***** THE DATA *****

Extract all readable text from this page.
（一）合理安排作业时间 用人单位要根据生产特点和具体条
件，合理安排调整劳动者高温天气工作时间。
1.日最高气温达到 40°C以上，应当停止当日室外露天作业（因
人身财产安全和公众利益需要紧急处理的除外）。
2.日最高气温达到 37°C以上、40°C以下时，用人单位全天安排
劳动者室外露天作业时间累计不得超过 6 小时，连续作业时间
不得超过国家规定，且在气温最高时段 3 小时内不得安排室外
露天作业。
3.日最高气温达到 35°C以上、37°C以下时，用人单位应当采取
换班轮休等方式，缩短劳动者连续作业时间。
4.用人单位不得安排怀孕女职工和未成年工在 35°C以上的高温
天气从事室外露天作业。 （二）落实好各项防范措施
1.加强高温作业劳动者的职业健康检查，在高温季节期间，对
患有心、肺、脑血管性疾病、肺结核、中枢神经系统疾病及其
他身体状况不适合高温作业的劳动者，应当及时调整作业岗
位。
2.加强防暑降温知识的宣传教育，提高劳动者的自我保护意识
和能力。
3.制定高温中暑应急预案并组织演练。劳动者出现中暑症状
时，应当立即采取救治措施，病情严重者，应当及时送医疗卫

*****

▶ YOUR INSTRUCTIONS
All of the lines above need to be given again exactly.

▶ EXERCISE RESULT
Extract all readable text from this page.
（一）合理安排作业时间 用人单位要根据生产特点和具体条
件，合理安排调整劳动者高温天气工作时间。
1.日最高气温达到 40°C以上，应当停止当日室外露天作业（因
人身财产安全和公众利益需要紧急处理的除外）。
2.日最高气温达到 37°C以上、40°C以下时，用人单位全天安排
劳动者室外露天作业时间累计不得超过 6 小时，连续作业时间
不得超过国家规定，且在气温最高时段 3 小时内不得安排室外
露天作业。
3.日最高气温达到 35°C以上、37°C以下时，用人单位应当采取
换班轮休等方式，缩短劳动者连续作业时间。
4.用人单位不得安排怀孕女职工和未成年工在 35°C以上的高温
天气从事室外露天作业。 （二）落实好各项防范措施
1.加强高温作业劳动者的职业健康检查，在高温季节期间，对
患有心、肺、脑血管性疾病、肺结核、中枢神经系统疾病及其
他身体状况不适合高温作业的劳动者，应当及时调整作业岗
位。
2.加强防暑降温知识的宣传教育，提高劳动者的自我保护意识
和能力。
3.制定高温中暑应急预案并组织演练。劳动者出现中暑症状
时，应当立即采取救治措施，病情严重者，应当及时送医疗卫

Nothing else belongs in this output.